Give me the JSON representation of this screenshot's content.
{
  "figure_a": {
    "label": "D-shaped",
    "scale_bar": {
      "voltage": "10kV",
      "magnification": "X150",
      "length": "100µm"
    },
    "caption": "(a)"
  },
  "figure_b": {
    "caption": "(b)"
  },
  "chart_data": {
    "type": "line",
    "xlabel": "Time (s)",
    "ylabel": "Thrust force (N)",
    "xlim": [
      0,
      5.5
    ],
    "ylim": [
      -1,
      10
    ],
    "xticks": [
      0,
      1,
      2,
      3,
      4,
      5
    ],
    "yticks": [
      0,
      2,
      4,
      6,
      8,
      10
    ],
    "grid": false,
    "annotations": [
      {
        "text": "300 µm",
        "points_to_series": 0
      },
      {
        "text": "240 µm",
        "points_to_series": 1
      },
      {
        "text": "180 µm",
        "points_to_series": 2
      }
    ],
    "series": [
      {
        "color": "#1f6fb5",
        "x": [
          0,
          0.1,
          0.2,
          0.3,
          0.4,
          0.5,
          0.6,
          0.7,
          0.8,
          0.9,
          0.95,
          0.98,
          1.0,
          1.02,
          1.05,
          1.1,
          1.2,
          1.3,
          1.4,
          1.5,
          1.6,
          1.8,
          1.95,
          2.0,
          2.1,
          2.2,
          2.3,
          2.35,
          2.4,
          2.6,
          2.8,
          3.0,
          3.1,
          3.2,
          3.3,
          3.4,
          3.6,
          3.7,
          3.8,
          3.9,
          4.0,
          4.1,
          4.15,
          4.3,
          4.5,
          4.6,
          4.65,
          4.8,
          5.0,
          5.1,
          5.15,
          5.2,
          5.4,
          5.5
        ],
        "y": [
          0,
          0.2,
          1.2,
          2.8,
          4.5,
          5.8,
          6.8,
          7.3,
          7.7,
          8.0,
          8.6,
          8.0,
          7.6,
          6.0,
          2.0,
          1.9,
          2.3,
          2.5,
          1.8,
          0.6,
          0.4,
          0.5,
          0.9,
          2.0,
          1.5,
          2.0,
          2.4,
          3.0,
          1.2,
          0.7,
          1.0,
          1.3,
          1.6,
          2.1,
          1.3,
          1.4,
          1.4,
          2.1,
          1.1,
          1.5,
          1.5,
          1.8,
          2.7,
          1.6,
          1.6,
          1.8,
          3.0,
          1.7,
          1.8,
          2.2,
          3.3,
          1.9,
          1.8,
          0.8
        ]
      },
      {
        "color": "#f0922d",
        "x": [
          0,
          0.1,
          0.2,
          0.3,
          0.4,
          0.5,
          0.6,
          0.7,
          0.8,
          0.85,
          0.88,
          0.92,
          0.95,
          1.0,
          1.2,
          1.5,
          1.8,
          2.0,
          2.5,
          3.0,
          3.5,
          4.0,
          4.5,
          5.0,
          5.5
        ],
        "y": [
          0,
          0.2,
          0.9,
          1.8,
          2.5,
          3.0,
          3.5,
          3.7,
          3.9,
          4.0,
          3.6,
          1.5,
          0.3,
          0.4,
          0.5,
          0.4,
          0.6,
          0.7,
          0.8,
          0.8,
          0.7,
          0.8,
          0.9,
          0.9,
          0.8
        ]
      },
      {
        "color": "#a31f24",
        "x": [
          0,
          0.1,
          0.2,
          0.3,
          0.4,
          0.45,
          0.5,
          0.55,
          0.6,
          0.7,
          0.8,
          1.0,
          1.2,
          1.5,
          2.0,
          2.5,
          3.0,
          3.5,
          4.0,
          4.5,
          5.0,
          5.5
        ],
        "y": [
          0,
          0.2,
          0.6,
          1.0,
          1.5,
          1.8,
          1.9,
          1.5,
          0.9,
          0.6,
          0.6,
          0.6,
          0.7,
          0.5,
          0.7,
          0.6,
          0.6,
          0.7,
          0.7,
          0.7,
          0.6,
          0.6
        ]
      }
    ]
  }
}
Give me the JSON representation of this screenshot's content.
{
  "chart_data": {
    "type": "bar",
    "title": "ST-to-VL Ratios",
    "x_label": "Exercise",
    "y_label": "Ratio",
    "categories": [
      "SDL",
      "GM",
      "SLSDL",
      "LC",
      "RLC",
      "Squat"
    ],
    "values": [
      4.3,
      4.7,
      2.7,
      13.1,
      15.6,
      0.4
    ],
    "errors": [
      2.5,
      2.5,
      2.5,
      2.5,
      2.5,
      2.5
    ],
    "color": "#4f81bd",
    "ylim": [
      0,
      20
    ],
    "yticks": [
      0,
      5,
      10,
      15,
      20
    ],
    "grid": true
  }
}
────────────────
» **REQUEST**:
Reproduce each record exactly, leaving nothing out.

» **SOLUTION**:
Give me the JSON representation of this screenshot's content.
{
  "figure_a": {
    "label": "D-shaped",
    "scale_bar": {
      "voltage": "10kV",
      "magnification": "X150",
      "length": "100µm"
    },
    "caption": "(a)"
  },
  "figure_b": {
    "caption": "(b)"
  },
  "chart_data": {
    "type": "line",
    "xlabel": "Time (s)",
    "ylabel": "Thrust force (N)",
    "xlim": [
      0,
      5.5
    ],
    "ylim": [
      -1,
      10
    ],
    "xticks": [
      0,
      1,
      2,
      3,
      4,
      5
    ],
    "yticks": [
      0,
      2,
      4,
      6,
      8,
      10
    ],
    "grid": false,
    "annotations": [
      {
        "text": "300 µm",
        "points_to_series": 0
      },
      {
        "text": "240 µm",
        "points_to_series": 1
      },
      {
        "text": "180 µm",
        "points_to_series": 2
      }
    ],
    "series": [
      {
        "color": "#1f6fb5",
        "x": [
          0,
          0.1,
          0.2,
          0.3,
          0.4,
          0.5,
          0.6,
          0.7,
          0.8,
          0.9,
          0.95,
          0.98,
          1.0,
          1.02,
          1.05,
          1.1,
          1.2,
          1.3,
          1.4,
          1.5,
          1.6,
          1.8,
          1.95,
          2.0,
          2.1,
          2.2,
          2.3,
          2.35,
          2.4,
          2.6,
          2.8,
          3.0,
          3.1,
          3.2,
          3.3,
          3.4,
          3.6,
          3.7,
          3.8,
          3.9,
          4.0,
          4.1,
          4.15,
          4.3,
          4.5,
          4.6,
          4.65,
          4.8,
          5.0,
          5.1,
          5.15,
          5.2,
          5.4,
          5.5
        ],
        "y": [
          0,
          0.2,
          1.2,
          2.8,
          4.5,
          5.8,
          6.8,
          7.3,
          7.7,
          8.0,
          8.6,
          8.0,
          7.6,
          6.0,
          2.0,
          1.9,
          2.3,
          2.5,
          1.8,
          0.6,
          0.4,
          0.5,
          0.9,
          2.0,
          1.5,
          2.0,
          2.4,
          3.0,
          1.2,
          0.7,
          1.0,
          1.3,
          1.6,
          2.1,
          1.3,
          1.4,
          1.4,
          2.1,
          1.1,
          1.5,
          1.5,
          1.8,
          2.7,
          1.6,
          1.6,
          1.8,
          3.0,
          1.7,
          1.8,
          2.2,
          3.3,
          1.9,
          1.8,
          0.8
        ]
      },
      {
        "color": "#f0922d",
        "x": [
          0,
          0.1,
          0.2,
          0.3,
          0.4,
          0.5,
          0.6,
          0.7,
          0.8,
          0.85,
          0.88,
          0.92,
          0.95,
          1.0,
          1.2,
          1.5,
          1.8,
          2.0,
          2.5,
          3.0,
          3.5,
          4.0,
          4.5,
          5.0,
          5.5
        ],
        "y": [
          0,
          0.2,
          0.9,
          1.8,
          2.5,
          3.0,
          3.5,
          3.7,
          3.9,
          4.0,
          3.6,
          1.5,
          0.3,
          0.4,
          0.5,
          0.4,
          0.6,
          0.7,
          0.8,
          0.8,
          0.7,
          0.8,
          0.9,
          0.9,
          0.8
        ]
      },
      {
        "color": "#a31f24",
        "x": [
          0,
          0.1,
          0.2,
          0.3,
          0.4,
          0.45,
          0.5,
          0.55,
          0.6,
          0.7,
          0.8,
          1.0,
          1.2,
          1.5,
          2.0,
          2.5,
          3.0,
          3.5,
          4.0,
          4.5,
          5.0,
          5.5
        ],
        "y": [
          0,
          0.2,
          0.6,
          1.0,
          1.5,
          1.8,
          1.9,
          1.5,
          0.9,
          0.6,
          0.6,
          0.6,
          0.7,
          0.5,
          0.7,
          0.6,
          0.6,
          0.7,
          0.7,
          0.7,
          0.6,
          0.6
        ]
      }
    ]
  }
}
Give me the JSON representation of this screenshot's content.
{
  "chart_data": {
    "type": "bar",
    "title": "ST-to-VL Ratios",
    "x_label": "Exercise",
    "y_label": "Ratio",
    "categories": [
      "SDL",
      "GM",
      "SLSDL",
      "LC",
      "RLC",
      "Squat"
    ],
    "values": [
      4.3,
      4.7,
      2.7,
      13.1,
      15.6,
      0.4
    ],
    "errors": [
      2.5,
      2.5,
      2.5,
      2.5,
      2.5,
      2.5
    ],
    "color": "#4f81bd",
    "ylim": [
      0,
      20
    ],
    "yticks": [
      0,
      5,
      10,
      15,
      20
    ],
    "grid": true
  }
}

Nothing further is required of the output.